--- DATA TO USE ---

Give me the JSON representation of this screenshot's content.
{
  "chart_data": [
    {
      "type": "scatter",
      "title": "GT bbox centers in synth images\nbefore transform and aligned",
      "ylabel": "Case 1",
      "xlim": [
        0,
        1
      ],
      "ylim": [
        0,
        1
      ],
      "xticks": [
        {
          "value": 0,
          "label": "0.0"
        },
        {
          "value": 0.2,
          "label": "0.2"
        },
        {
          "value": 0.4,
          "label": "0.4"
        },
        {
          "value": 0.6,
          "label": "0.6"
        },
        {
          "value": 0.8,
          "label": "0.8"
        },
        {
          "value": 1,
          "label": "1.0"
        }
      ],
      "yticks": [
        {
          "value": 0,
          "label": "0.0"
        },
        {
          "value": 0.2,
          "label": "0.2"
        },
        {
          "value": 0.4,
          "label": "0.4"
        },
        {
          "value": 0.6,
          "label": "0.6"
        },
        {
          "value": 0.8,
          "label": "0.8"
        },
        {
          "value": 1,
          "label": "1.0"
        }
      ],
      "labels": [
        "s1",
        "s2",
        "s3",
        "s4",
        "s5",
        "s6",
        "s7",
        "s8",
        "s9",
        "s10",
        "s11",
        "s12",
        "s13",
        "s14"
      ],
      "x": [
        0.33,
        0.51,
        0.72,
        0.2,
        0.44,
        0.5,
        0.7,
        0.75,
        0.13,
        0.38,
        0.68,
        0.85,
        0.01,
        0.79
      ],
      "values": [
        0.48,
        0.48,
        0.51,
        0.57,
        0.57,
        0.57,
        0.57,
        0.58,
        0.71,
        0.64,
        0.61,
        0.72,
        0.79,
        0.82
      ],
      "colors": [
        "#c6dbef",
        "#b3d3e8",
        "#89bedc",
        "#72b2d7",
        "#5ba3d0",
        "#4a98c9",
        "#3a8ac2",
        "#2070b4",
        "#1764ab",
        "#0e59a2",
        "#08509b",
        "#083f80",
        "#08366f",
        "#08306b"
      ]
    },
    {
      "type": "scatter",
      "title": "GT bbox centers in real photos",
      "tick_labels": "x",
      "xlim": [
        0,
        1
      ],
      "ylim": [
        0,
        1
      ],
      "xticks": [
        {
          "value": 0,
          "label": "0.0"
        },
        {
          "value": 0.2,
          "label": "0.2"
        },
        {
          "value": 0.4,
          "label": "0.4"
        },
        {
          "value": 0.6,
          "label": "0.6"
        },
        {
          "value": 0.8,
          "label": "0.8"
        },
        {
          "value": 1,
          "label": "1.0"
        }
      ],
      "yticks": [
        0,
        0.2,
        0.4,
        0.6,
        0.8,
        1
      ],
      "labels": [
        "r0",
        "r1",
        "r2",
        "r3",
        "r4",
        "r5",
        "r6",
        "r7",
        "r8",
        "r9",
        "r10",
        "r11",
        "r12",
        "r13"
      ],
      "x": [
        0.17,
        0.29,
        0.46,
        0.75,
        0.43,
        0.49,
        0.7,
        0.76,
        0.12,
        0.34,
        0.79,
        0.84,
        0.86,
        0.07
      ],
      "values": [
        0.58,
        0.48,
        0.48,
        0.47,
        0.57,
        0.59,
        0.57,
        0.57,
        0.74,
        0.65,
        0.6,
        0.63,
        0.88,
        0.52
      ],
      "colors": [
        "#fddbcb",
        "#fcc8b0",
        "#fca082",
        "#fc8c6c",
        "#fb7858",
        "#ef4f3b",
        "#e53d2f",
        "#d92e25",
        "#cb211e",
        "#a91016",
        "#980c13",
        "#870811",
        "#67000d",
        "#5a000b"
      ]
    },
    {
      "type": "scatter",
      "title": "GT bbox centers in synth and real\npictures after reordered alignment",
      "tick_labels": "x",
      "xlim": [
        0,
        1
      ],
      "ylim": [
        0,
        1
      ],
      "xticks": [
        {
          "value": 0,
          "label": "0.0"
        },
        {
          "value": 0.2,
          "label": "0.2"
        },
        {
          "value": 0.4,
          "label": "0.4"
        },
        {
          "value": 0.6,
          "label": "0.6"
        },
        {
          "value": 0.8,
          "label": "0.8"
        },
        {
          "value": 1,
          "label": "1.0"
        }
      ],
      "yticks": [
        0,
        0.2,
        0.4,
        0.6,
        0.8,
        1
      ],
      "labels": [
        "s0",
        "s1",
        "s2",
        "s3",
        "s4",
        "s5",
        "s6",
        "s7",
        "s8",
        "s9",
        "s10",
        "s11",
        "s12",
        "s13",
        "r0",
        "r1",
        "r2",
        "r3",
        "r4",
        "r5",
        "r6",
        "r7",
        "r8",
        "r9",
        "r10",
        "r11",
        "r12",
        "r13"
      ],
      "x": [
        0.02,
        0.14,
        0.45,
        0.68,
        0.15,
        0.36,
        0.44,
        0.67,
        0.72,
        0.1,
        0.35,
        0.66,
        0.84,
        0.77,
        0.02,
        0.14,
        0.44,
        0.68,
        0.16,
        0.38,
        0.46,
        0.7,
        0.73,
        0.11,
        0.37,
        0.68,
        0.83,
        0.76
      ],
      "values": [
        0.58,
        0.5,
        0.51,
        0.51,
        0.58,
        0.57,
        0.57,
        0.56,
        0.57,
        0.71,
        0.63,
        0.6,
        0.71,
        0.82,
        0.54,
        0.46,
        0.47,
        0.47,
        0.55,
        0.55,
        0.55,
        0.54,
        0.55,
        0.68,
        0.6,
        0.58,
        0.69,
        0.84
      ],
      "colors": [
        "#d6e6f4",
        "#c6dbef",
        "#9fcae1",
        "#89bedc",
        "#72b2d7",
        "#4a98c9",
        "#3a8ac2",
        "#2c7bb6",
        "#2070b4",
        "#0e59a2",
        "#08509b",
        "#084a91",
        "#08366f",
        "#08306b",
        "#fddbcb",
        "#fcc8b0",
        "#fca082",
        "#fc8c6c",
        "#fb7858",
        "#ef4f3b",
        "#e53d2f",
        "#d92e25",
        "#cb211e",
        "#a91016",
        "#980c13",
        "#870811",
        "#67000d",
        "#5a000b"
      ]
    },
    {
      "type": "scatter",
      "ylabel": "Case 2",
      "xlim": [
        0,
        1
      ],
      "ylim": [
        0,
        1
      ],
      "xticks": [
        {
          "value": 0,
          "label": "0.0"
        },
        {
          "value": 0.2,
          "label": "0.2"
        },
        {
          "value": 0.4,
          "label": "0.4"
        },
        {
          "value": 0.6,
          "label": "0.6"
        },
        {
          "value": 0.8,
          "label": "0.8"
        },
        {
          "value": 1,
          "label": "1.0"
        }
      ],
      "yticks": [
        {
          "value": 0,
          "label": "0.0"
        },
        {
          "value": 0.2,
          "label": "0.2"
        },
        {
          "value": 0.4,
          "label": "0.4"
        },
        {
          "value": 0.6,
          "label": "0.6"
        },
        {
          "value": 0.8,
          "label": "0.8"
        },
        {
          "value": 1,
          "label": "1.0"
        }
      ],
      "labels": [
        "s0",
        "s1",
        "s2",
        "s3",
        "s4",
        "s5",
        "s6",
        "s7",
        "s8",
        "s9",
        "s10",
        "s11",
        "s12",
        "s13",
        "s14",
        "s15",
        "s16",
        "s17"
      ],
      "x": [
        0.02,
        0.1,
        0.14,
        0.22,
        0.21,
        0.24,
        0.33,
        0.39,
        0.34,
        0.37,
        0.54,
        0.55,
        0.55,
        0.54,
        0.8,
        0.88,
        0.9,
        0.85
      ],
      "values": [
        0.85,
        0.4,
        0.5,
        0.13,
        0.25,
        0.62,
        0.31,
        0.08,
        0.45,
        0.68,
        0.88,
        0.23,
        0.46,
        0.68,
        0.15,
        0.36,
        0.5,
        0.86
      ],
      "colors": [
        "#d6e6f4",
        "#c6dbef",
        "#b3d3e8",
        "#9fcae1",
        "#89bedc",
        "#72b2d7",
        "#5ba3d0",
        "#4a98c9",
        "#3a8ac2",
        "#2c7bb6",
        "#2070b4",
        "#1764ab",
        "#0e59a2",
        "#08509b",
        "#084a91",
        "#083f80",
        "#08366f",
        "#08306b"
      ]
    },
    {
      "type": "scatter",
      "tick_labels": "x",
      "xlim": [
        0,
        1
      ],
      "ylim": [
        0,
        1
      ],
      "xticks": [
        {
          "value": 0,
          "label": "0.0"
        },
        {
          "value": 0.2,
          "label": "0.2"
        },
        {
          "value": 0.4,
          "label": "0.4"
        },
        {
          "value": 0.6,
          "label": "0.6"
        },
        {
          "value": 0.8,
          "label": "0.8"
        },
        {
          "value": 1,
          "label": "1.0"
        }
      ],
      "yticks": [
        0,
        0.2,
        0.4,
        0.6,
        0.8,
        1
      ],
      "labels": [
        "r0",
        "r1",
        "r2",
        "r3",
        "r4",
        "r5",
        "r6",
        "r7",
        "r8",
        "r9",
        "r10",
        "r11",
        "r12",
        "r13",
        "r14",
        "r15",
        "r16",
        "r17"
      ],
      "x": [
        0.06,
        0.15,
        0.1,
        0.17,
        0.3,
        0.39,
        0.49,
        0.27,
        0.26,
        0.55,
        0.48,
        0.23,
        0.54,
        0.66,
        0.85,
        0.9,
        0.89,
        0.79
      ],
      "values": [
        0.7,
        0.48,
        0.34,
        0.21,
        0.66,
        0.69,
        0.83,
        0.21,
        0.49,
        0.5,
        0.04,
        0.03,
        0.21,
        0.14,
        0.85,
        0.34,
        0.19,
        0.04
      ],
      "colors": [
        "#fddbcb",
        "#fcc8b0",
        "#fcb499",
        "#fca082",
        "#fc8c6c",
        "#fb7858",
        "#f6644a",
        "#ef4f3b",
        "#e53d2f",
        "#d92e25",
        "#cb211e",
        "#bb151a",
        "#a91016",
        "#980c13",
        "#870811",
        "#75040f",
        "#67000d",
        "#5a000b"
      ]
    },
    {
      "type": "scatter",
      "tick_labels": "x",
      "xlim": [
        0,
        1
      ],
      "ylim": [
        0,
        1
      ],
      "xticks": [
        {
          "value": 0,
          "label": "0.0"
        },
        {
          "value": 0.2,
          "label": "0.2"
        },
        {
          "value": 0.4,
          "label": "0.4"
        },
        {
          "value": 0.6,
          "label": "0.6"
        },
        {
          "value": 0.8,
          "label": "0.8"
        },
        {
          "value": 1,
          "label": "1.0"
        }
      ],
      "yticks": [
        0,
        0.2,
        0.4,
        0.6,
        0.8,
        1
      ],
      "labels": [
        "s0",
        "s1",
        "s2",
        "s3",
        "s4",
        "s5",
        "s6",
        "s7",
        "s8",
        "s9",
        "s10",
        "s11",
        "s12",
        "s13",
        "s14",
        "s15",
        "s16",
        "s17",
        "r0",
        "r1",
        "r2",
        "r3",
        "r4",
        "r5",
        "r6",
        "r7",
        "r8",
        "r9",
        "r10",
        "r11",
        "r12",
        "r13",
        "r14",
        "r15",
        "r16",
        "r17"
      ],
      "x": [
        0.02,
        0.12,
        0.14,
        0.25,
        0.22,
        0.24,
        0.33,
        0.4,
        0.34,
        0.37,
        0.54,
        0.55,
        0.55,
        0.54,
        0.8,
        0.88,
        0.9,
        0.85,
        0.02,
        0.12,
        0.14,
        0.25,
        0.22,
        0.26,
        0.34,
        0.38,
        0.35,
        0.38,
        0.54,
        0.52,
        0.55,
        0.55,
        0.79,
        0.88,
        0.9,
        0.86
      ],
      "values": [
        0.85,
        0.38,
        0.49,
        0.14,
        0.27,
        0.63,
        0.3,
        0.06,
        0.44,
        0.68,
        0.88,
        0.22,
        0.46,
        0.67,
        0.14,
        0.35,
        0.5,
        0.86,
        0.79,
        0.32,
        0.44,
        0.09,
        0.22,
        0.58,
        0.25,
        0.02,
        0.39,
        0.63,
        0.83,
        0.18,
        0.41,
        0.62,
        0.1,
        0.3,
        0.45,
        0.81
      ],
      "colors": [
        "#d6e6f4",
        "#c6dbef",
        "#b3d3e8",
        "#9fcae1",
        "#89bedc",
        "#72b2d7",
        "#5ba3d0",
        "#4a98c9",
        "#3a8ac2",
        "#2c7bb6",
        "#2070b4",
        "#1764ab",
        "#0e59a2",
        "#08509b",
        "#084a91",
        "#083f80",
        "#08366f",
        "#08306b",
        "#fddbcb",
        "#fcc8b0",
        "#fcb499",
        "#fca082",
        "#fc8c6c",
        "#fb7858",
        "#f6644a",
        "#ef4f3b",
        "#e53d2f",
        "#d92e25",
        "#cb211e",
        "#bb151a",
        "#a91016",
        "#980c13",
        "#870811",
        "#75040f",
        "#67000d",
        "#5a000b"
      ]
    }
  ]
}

---

TASK TO COMPLETE: Using the entries above, return each line in which the word "synth" occurs.

REPLY:
      "title": "GT bbox centers in synth images\nbefore transform and aligned",
      "title": "GT bbox centers in synth and real\npictures after reordered alignment",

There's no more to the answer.